Stored entries
-------

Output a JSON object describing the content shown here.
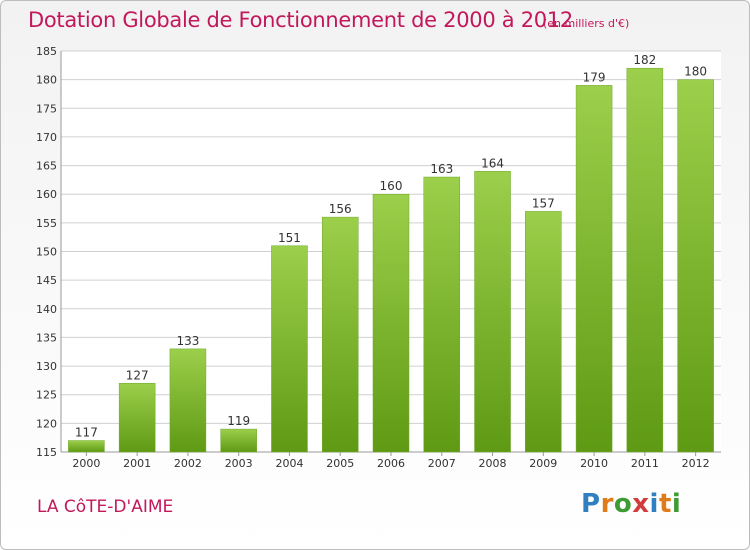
{
  "title": "Dotation Globale de Fonctionnement de 2000 à 2012",
  "subtitle": "(en milliers d'€)",
  "place": "LA CôTE-D'AIME",
  "logo": "Proxiti",
  "colors": {
    "bar_top": "#9ccf4b",
    "bar_bottom": "#5f9a14",
    "title": "#c2185b",
    "grid": "#d0d0d0"
  },
  "chart_data": {
    "type": "bar",
    "title": "Dotation Globale de Fonctionnement de 2000 à 2012",
    "subtitle": "(en milliers d'€)",
    "xlabel": "",
    "ylabel": "",
    "categories": [
      "2000",
      "2001",
      "2002",
      "2003",
      "2004",
      "2005",
      "2006",
      "2007",
      "2008",
      "2009",
      "2010",
      "2011",
      "2012"
    ],
    "values": [
      117,
      127,
      133,
      119,
      151,
      156,
      160,
      163,
      164,
      157,
      179,
      182,
      180
    ],
    "ylim": [
      115,
      185
    ],
    "yticks": [
      115,
      120,
      125,
      130,
      135,
      140,
      145,
      150,
      155,
      160,
      165,
      170,
      175,
      180,
      185
    ],
    "grid": true,
    "legend": "none"
  }
}
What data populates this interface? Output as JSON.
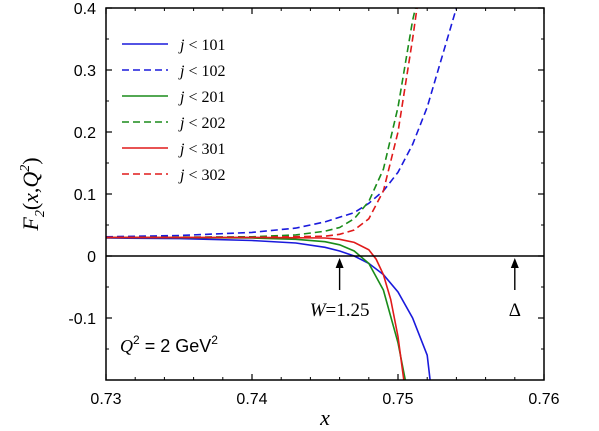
{
  "chart_data": {
    "type": "line",
    "xlabel": "x",
    "ylabel": "F2(x,Q2)",
    "xlim": [
      0.73,
      0.76
    ],
    "ylim": [
      -0.2,
      0.4
    ],
    "x_ticks": [
      "0.73",
      "0.74",
      "0.75",
      "0.76"
    ],
    "y_ticks": [
      "-0.1",
      "0",
      "0.1",
      "0.2",
      "0.3",
      "0.4"
    ],
    "grid": false,
    "legend_position": "top-left",
    "series": [
      {
        "name": "j < 101",
        "color": "#1a1adc",
        "dash": "solid",
        "points": [
          [
            0.73,
            0.029
          ],
          [
            0.735,
            0.028
          ],
          [
            0.74,
            0.025
          ],
          [
            0.743,
            0.021
          ],
          [
            0.745,
            0.014
          ],
          [
            0.746,
            0.008
          ],
          [
            0.747,
            0.0
          ],
          [
            0.748,
            -0.012
          ],
          [
            0.749,
            -0.03
          ],
          [
            0.75,
            -0.058
          ],
          [
            0.751,
            -0.1
          ],
          [
            0.752,
            -0.16
          ],
          [
            0.7522,
            -0.2
          ]
        ]
      },
      {
        "name": "j < 102",
        "color": "#1a1adc",
        "dash": "dashed",
        "points": [
          [
            0.73,
            0.031
          ],
          [
            0.735,
            0.033
          ],
          [
            0.74,
            0.038
          ],
          [
            0.743,
            0.045
          ],
          [
            0.745,
            0.055
          ],
          [
            0.747,
            0.07
          ],
          [
            0.748,
            0.085
          ],
          [
            0.749,
            0.105
          ],
          [
            0.75,
            0.135
          ],
          [
            0.751,
            0.18
          ],
          [
            0.752,
            0.24
          ],
          [
            0.753,
            0.32
          ],
          [
            0.754,
            0.4
          ]
        ]
      },
      {
        "name": "j < 201",
        "color": "#1a8c1a",
        "dash": "solid",
        "points": [
          [
            0.73,
            0.03
          ],
          [
            0.74,
            0.029
          ],
          [
            0.743,
            0.027
          ],
          [
            0.745,
            0.023
          ],
          [
            0.746,
            0.018
          ],
          [
            0.747,
            0.008
          ],
          [
            0.748,
            -0.012
          ],
          [
            0.749,
            -0.055
          ],
          [
            0.75,
            -0.14
          ],
          [
            0.7505,
            -0.2
          ]
        ]
      },
      {
        "name": "j < 202",
        "color": "#1a8c1a",
        "dash": "dashed",
        "points": [
          [
            0.73,
            0.03
          ],
          [
            0.74,
            0.031
          ],
          [
            0.743,
            0.034
          ],
          [
            0.745,
            0.04
          ],
          [
            0.746,
            0.046
          ],
          [
            0.747,
            0.06
          ],
          [
            0.748,
            0.088
          ],
          [
            0.749,
            0.14
          ],
          [
            0.75,
            0.24
          ],
          [
            0.751,
            0.38
          ],
          [
            0.7512,
            0.4
          ]
        ]
      },
      {
        "name": "j < 301",
        "color": "#e01a1a",
        "dash": "solid",
        "points": [
          [
            0.73,
            0.03
          ],
          [
            0.74,
            0.03
          ],
          [
            0.745,
            0.029
          ],
          [
            0.746,
            0.027
          ],
          [
            0.747,
            0.022
          ],
          [
            0.748,
            0.01
          ],
          [
            0.7485,
            -0.005
          ],
          [
            0.749,
            -0.03
          ],
          [
            0.7495,
            -0.07
          ],
          [
            0.75,
            -0.13
          ],
          [
            0.7504,
            -0.2
          ]
        ]
      },
      {
        "name": "j < 302",
        "color": "#e01a1a",
        "dash": "dashed",
        "points": [
          [
            0.73,
            0.03
          ],
          [
            0.74,
            0.03
          ],
          [
            0.745,
            0.032
          ],
          [
            0.746,
            0.035
          ],
          [
            0.747,
            0.042
          ],
          [
            0.748,
            0.06
          ],
          [
            0.749,
            0.105
          ],
          [
            0.75,
            0.2
          ],
          [
            0.751,
            0.35
          ],
          [
            0.7513,
            0.4
          ]
        ]
      }
    ],
    "annotations": [
      {
        "x": 0.746,
        "text": "W=1.25"
      },
      {
        "x": 0.758,
        "text": "Δ"
      }
    ],
    "note": "Q2 = 2 GeV2"
  }
}
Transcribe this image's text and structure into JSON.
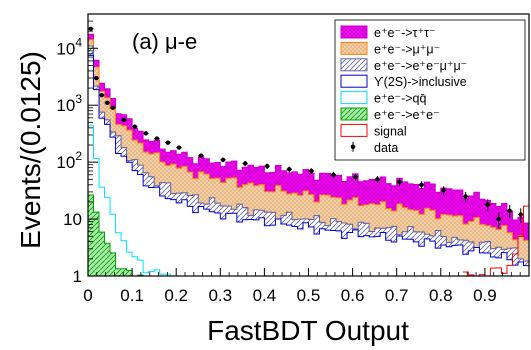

-------

AIM | Without the pictures, output the full listing exactly as it stands.

RESPONSE |
Output a JSON object describing the content shown here.
{
  "title": "Dotation Globale de Fonctionnement de 2000 à 2012",
  "subtitle": "(en milliers d'€)",
  "place": "LA CôTE-D'AIME",
  "logo": "Proxiti",
  "colors": {
    "bar_top": "#9ccf4b",
    "bar_bottom": "#5f9a14",
    "title": "#c2185b",
    "grid": "#d0d0d0"
  },
  "chart_data": {
    "type": "bar",
    "title": "Dotation Globale de Fonctionnement de 2000 à 2012",
    "subtitle": "(en milliers d'€)",
    "xlabel": "",
    "ylabel": "",
    "categories": [
      "2000",
      "2001",
      "2002",
      "2003",
      "2004",
      "2005",
      "2006",
      "2007",
      "2008",
      "2009",
      "2010",
      "2011",
      "2012"
    ],
    "values": [
      117,
      127,
      133,
      119,
      151,
      156,
      160,
      163,
      164,
      157,
      179,
      182,
      180
    ],
    "ylim": [
      115,
      185
    ],
    "yticks": [
      115,
      120,
      125,
      130,
      135,
      140,
      145,
      150,
      155,
      160,
      165,
      170,
      175,
      180,
      185
    ],
    "grid": true,
    "legend": "none"
  }
}
What data populates this interface? Output as JSON.
{
  "chart_data": {
    "type": "line",
    "xlabel": "x",
    "ylabel": "F2(x,Q2)",
    "xlim": [
      0.73,
      0.76
    ],
    "ylim": [
      -0.2,
      0.4
    ],
    "x_ticks": [
      "0.73",
      "0.74",
      "0.75",
      "0.76"
    ],
    "y_ticks": [
      "-0.1",
      "0",
      "0.1",
      "0.2",
      "0.3",
      "0.4"
    ],
    "grid": false,
    "legend_position": "top-left",
    "series": [
      {
        "name": "j < 101",
        "color": "#1a1adc",
        "dash": "solid",
        "points": [
          [
            0.73,
            0.029
          ],
          [
            0.735,
            0.028
          ],
          [
            0.74,
            0.025
          ],
          [
            0.743,
            0.021
          ],
          [
            0.745,
            0.014
          ],
          [
            0.746,
            0.008
          ],
          [
            0.747,
            0.0
          ],
          [
            0.748,
            -0.012
          ],
          [
            0.749,
            -0.03
          ],
          [
            0.75,
            -0.058
          ],
          [
            0.751,
            -0.1
          ],
          [
            0.752,
            -0.16
          ],
          [
            0.7522,
            -0.2
          ]
        ]
      },
      {
        "name": "j < 102",
        "color": "#1a1adc",
        "dash": "dashed",
        "points": [
          [
            0.73,
            0.031
          ],
          [
            0.735,
            0.033
          ],
          [
            0.74,
            0.038
          ],
          [
            0.743,
            0.045
          ],
          [
            0.745,
            0.055
          ],
          [
            0.747,
            0.07
          ],
          [
            0.748,
            0.085
          ],
          [
            0.749,
            0.105
          ],
          [
            0.75,
            0.135
          ],
          [
            0.751,
            0.18
          ],
          [
            0.752,
            0.24
          ],
          [
            0.753,
            0.32
          ],
          [
            0.754,
            0.4
          ]
        ]
      },
      {
        "name": "j < 201",
        "color": "#1a8c1a",
        "dash": "solid",
        "points": [
          [
            0.73,
            0.03
          ],
          [
            0.74,
            0.029
          ],
          [
            0.743,
            0.027
          ],
          [
            0.745,
            0.023
          ],
          [
            0.746,
            0.018
          ],
          [
            0.747,
            0.008
          ],
          [
            0.748,
            -0.012
          ],
          [
            0.749,
            -0.055
          ],
          [
            0.75,
            -0.14
          ],
          [
            0.7505,
            -0.2
          ]
        ]
      },
      {
        "name": "j < 202",
        "color": "#1a8c1a",
        "dash": "dashed",
        "points": [
          [
            0.73,
            0.03
          ],
          [
            0.74,
            0.031
          ],
          [
            0.743,
            0.034
          ],
          [
            0.745,
            0.04
          ],
          [
            0.746,
            0.046
          ],
          [
            0.747,
            0.06
          ],
          [
            0.748,
            0.088
          ],
          [
            0.749,
            0.14
          ],
          [
            0.75,
            0.24
          ],
          [
            0.751,
            0.38
          ],
          [
            0.7512,
            0.4
          ]
        ]
      },
      {
        "name": "j < 301",
        "color": "#e01a1a",
        "dash": "solid",
        "points": [
          [
            0.73,
            0.03
          ],
          [
            0.74,
            0.03
          ],
          [
            0.745,
            0.029
          ],
          [
            0.746,
            0.027
          ],
          [
            0.747,
            0.022
          ],
          [
            0.748,
            0.01
          ],
          [
            0.7485,
            -0.005
          ],
          [
            0.749,
            -0.03
          ],
          [
            0.7495,
            -0.07
          ],
          [
            0.75,
            -0.13
          ],
          [
            0.7504,
            -0.2
          ]
        ]
      },
      {
        "name": "j < 302",
        "color": "#e01a1a",
        "dash": "dashed",
        "points": [
          [
            0.73,
            0.03
          ],
          [
            0.74,
            0.03
          ],
          [
            0.745,
            0.032
          ],
          [
            0.746,
            0.035
          ],
          [
            0.747,
            0.042
          ],
          [
            0.748,
            0.06
          ],
          [
            0.749,
            0.105
          ],
          [
            0.75,
            0.2
          ],
          [
            0.751,
            0.35
          ],
          [
            0.7513,
            0.4
          ]
        ]
      }
    ],
    "annotations": [
      {
        "x": 0.746,
        "text": "W=1.25"
      },
      {
        "x": 0.758,
        "text": "Δ"
      }
    ],
    "note": "Q2 = 2 GeV2"
  }
}
Transcribe this image's text and structure into JSON.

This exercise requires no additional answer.